Toyota registró en junio una caída del 1,1% en sus ventas mundiales, alcanzando las 926.688 unidades, lo que representa su quinto mes consecutivo de descenso. La compañía atribuyó este resultado principalmente a la inestabilidad en Medio Oriente y al debilitamiento del mercado chino, dos factores que han afectado de manera significativa su desempeño comercial. A pesar de esta reducción en las ventas, la producción global aumentó un 2,2%, hasta las 984.408 unidades, reflejando que la empresa mantiene su capacidad de fabricación pese a las dificultades del entorno internacional.

Uno de los principales desafíos para Toyota es el conflicto prolongado en Medio Oriente, que ha provocado un aumento en los precios del petróleo y de las materias primas, además de interrupciones en las cadenas de suministro. Esta situación ha incrementado los costos de producción y ha complicado la distribución de vehículos en una región clave para la compañía. Toyota exporta entre 500.000 y 600.000 vehículos al año a Medio Oriente, por lo que cualquier alteración en ese mercado tiene un impacto considerable en sus operaciones y resultados financieros.

En China, el fabricante japonés también enfrenta un escenario complicado debido a la fuerte competencia de empresas locales como BYD y otros productores de vehículos eléctricos. Esta presión competitiva, sumada a la desaceleración del mercado, provocó que las ventas de las marcas Toyota y Lexus disminuyeran un 27% en ese país durante junio. Aunque la demanda en Norteamérica y Japón se mantuvo sólida, especialmente por los modelos híbridos, estos mercados no lograron compensar las importantes pérdidas registradas en China.

Las dificultades en Medio Oriente y China han comenzado a afectar la rentabilidad de Toyota, que prevé una reducción de sus beneficios para el ejercicio fiscal que concluirá en marzo de 2027. La empresa estima un beneficio operativo de 3 billones de yenes, cifra inferior tanto a las expectativas de los analistas como a los 3,8 billones de yenes obtenidos en el ejercicio anterior. Este pronóstico refleja la preocupación por el incremento de los costos de producción y la incertidumbre que persiste en los mercados internacionales.

El panorama tampoco es favorable para otros fabricantes japoneses. Honda reportó un incremento global del 1,3% en sus ventas de junio, aunque sufrió una fuerte caída del 44% en China y una disminución superior al 6% en su producción. Por su parte, Nissan registró una reducción del 8,3% en sus ventas mundiales y un descenso del 14,5% en su producción. Estos resultados muestran que la industria automotriz japonesa enfrenta un contexto desafiante, marcado por tensiones geopolíticas, mayores costos y una competencia cada vez más intensa en el mercado chino.

*Ejercicios propuestos*
**a.** Indica si cada afirmación coincide con el texto sobre Toyota y cita entre comillas las palabras exactas del texto que lo deciden: (i) la producción global de Toyota bajó en junio; (ii) las ventas de las marcas Toyota y Lexus en China cayeron un 27% en junio; (iii) Nissan aumentó sus ventas mundiales.
**b.** Transcribe sin cambios el pasaje del texto sobre Toyota que va desde "Las dificultades en" hasta "los mercados internacionales.", ambos incluidos.
**c.** Según el texto sobre Toyota, ¿cuántos vehículos exporta la compañía cada año a Medio Oriente?

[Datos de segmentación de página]
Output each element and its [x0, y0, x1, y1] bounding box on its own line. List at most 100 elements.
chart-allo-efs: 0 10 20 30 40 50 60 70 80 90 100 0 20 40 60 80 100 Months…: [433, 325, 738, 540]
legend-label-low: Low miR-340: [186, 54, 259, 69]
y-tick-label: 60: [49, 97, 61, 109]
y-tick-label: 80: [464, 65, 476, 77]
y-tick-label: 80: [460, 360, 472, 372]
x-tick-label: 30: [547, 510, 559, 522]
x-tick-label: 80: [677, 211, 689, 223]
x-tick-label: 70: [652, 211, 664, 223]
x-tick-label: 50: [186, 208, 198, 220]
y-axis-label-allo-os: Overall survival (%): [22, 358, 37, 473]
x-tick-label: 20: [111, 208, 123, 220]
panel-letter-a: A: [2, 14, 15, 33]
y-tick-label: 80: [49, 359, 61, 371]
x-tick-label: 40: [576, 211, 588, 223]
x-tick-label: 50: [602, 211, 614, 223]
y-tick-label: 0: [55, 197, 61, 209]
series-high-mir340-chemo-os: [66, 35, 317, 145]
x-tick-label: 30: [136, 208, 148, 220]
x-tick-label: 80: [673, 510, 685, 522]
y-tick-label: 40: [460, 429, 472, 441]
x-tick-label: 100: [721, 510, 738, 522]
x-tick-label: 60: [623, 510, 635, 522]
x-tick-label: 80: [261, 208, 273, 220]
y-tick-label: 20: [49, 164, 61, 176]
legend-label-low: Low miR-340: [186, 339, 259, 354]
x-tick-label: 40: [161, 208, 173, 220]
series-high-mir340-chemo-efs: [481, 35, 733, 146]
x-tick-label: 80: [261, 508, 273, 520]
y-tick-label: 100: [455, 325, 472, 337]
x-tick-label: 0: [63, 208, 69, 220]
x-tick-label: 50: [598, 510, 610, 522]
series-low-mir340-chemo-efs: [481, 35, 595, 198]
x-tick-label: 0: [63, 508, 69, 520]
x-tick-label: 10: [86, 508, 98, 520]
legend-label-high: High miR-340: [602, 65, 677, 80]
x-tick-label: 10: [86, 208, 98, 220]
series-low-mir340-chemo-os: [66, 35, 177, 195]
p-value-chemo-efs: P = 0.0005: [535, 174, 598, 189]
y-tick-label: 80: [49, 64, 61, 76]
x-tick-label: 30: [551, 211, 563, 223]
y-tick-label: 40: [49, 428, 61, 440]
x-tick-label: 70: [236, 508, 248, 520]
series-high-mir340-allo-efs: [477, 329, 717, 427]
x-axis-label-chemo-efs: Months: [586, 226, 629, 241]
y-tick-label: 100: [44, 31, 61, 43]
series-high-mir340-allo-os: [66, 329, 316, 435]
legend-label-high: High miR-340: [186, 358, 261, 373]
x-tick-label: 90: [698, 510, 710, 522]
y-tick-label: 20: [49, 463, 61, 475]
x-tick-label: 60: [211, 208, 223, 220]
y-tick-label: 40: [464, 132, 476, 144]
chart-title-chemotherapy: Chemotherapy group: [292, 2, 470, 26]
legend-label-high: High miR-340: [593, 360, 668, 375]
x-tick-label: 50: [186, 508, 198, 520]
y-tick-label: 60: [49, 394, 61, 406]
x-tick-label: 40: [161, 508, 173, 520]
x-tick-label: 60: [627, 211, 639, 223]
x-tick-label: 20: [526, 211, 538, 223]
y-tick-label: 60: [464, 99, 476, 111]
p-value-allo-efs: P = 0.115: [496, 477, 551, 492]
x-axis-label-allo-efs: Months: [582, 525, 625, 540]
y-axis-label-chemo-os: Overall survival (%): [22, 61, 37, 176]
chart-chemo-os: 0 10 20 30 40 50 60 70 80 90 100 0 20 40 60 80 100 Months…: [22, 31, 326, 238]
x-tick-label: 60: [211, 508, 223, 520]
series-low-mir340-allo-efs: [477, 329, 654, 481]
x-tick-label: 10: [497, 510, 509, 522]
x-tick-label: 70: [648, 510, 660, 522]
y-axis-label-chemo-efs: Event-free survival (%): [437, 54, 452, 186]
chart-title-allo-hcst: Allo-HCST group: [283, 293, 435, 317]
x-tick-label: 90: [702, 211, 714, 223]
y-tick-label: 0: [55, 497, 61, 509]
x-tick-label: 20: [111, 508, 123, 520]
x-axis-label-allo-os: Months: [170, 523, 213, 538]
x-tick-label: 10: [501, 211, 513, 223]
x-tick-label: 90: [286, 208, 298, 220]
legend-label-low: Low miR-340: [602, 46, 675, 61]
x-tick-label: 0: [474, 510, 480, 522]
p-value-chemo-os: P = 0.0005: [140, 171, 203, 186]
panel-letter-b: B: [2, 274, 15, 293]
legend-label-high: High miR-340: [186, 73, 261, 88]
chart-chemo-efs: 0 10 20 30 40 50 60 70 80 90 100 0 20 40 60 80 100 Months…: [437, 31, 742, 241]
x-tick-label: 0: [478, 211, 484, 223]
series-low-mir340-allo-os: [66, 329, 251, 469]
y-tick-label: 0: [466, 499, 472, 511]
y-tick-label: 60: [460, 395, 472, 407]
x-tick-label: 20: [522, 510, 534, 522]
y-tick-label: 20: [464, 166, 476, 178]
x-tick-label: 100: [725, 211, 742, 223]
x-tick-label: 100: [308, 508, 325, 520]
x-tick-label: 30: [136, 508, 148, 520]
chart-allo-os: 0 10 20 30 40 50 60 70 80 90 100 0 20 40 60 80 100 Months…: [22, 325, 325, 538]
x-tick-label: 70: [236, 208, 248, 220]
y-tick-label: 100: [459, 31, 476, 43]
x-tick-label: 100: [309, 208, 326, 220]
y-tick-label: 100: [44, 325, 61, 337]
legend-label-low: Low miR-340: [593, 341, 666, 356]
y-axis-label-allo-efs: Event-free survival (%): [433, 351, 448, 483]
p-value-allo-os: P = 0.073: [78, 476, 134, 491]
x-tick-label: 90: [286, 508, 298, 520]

*Respuestas*
**a.**
(i) No: "la producción global aumentó un 2,2%, hasta las 984.408 unidades".
(ii) Sí: "provocó que las ventas de las marcas Toyota y Lexus disminuyeran un 27% en ese país durante junio".
(iii) No: "Nissan registró una reducción del 8,3% en sus ventas mundiales".

**b.**
Las dificultades en Medio Oriente y China han comenzado a afectar la rentabilidad de Toyota, que prevé una reducción de sus beneficios para el ejercicio fiscal que concluirá en marzo de 2027. La empresa estima un beneficio operativo de 3 billones de yenes, cifra inferior tanto a las expectativas de los analistas como a los 3,8 billones de yenes obtenidos en el ejercicio anterior. Este pronóstico refleja la preocupación por el incremento de los costos de producción y la incertidumbre que persiste en los mercados internacionales.

**c.** Entre 500.000 y 600.000 vehículos al año.